- Given exercise
Give a verbatim quotation of every record.

# start of Raw data

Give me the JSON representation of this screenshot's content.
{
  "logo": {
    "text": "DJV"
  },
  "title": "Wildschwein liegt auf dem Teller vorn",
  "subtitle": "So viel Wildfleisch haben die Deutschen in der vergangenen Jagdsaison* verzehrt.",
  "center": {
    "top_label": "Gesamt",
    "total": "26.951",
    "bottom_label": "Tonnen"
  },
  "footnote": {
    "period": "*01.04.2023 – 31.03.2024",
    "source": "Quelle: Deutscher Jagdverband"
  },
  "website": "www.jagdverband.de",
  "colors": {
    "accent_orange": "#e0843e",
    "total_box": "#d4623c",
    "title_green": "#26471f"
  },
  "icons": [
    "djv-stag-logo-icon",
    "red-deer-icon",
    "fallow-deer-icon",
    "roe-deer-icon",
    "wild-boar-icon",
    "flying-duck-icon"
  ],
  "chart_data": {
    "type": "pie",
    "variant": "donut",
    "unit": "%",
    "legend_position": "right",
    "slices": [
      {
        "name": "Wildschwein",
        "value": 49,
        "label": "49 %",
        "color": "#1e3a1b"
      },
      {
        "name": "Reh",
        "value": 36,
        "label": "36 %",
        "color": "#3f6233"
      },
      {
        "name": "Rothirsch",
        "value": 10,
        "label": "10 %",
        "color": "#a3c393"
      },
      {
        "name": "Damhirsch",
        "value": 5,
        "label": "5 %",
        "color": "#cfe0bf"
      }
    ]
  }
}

# end of Raw data

- Task output
Give me the JSON representation of this screenshot's content.
{
  "logo": {
    "text": "DJV"
  },
  "title": "Wildschwein liegt auf dem Teller vorn",
  "subtitle": "So viel Wildfleisch haben die Deutschen in der vergangenen Jagdsaison* verzehrt.",
  "center": {
    "top_label": "Gesamt",
    "total": "26.951",
    "bottom_label": "Tonnen"
  },
  "footnote": {
    "period": "*01.04.2023 – 31.03.2024",
    "source": "Quelle: Deutscher Jagdverband"
  },
  "website": "www.jagdverband.de",
  "colors": {
    "accent_orange": "#e0843e",
    "total_box": "#d4623c",
    "title_green": "#26471f"
  },
  "icons": [
    "djv-stag-logo-icon",
    "red-deer-icon",
    "fallow-deer-icon",
    "roe-deer-icon",
    "wild-boar-icon",
    "flying-duck-icon"
  ],
  "chart_data": {
    "type": "pie",
    "variant": "donut",
    "unit": "%",
    "legend_position": "right",
    "slices": [
      {
        "name": "Wildschwein",
        "value": 49,
        "label": "49 %",
        "color": "#1e3a1b"
      },
      {
        "name": "Reh",
        "value": 36,
        "label": "36 %",
        "color": "#3f6233"
      },
      {
        "name": "Rothirsch",
        "value": 10,
        "label": "10 %",
        "color": "#a3c393"
      },
      {
        "name": "Damhirsch",
        "value": 5,
        "label": "5 %",
        "color": "#cfe0bf"
      }
    ]
  }
}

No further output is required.